#### [WHAT YOU NEED TO DO]
Copy out word for word the items from the very first line down to and including the line containing "legend-tick-label: 80% bbox=[497, 190, 527, 206]".

***** RECORD LIST

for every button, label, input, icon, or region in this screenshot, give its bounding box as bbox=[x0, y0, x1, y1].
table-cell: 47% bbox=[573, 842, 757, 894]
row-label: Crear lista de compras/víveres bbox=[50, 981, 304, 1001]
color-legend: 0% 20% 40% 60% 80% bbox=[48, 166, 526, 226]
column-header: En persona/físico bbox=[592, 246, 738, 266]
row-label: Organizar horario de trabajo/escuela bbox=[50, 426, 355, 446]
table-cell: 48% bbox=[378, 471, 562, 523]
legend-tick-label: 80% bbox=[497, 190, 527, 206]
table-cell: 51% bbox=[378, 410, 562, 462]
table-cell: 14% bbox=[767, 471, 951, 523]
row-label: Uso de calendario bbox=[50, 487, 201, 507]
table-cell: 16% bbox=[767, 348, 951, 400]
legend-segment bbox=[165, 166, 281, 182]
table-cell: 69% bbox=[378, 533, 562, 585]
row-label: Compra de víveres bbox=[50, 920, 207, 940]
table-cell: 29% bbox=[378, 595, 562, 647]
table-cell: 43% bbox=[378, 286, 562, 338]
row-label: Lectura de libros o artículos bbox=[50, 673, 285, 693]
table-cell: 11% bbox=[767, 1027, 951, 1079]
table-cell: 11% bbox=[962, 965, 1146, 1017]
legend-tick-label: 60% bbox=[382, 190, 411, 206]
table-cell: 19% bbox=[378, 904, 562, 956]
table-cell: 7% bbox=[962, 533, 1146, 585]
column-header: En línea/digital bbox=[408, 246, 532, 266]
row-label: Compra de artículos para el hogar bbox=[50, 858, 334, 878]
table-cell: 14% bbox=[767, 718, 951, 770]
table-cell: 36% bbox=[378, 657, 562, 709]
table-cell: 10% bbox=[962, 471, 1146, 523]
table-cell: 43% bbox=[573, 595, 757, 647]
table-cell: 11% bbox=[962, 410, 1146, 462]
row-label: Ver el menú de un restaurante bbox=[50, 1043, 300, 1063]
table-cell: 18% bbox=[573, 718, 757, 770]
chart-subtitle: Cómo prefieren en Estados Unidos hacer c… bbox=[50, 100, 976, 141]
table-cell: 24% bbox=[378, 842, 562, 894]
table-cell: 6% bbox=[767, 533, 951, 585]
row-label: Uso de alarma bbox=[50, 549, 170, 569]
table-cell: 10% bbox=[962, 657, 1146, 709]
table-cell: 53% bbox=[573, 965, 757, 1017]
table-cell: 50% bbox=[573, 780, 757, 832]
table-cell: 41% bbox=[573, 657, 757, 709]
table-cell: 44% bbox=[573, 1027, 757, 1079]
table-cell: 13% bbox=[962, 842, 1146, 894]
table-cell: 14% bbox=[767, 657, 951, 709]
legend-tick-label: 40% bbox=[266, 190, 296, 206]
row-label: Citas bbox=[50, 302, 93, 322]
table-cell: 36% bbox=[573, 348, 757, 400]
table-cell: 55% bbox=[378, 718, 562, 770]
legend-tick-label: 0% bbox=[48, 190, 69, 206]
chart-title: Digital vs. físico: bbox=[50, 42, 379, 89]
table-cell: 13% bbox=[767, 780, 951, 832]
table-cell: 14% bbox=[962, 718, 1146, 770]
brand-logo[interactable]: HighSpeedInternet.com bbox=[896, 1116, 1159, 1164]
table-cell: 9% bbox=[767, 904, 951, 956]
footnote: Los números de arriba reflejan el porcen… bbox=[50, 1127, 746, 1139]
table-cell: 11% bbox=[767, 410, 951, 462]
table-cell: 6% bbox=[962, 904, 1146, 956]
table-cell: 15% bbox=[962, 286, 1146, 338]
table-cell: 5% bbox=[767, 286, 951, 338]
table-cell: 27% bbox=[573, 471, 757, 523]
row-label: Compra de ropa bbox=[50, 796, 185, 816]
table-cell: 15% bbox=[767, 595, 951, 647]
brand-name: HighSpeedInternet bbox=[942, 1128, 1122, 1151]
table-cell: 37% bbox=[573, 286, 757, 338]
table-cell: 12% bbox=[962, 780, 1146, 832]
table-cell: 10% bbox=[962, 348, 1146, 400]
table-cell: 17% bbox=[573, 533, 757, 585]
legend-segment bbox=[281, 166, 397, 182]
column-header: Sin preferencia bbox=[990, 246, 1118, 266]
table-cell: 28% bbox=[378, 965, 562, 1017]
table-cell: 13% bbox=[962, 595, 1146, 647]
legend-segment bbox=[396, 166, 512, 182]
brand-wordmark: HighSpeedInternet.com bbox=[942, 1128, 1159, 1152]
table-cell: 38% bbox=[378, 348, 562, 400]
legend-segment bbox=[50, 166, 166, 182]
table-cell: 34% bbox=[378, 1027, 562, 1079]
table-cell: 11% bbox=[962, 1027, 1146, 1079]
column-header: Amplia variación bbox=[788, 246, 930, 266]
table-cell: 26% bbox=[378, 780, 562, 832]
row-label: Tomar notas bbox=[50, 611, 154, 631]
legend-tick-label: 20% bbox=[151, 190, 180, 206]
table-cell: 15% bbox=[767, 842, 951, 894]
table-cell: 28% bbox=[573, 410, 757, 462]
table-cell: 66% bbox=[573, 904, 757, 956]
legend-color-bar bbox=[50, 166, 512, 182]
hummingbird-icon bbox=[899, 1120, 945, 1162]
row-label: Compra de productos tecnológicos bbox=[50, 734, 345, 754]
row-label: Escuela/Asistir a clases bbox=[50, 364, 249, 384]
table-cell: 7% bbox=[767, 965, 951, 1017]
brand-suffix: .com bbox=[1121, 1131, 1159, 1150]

**********

#### [TASK SOLUTION]
for every button, label, input, icon, or region in this screenshot, give its bounding box as bbox=[x0, y0, x1, y1].
table-cell: 47% bbox=[573, 842, 757, 894]
row-label: Crear lista de compras/víveres bbox=[50, 981, 304, 1001]
color-legend: 0% 20% 40% 60% 80% bbox=[48, 166, 526, 226]
column-header: En persona/físico bbox=[592, 246, 738, 266]
row-label: Organizar horario de trabajo/escuela bbox=[50, 426, 355, 446]
table-cell: 48% bbox=[378, 471, 562, 523]
legend-tick-label: 80% bbox=[497, 190, 527, 206]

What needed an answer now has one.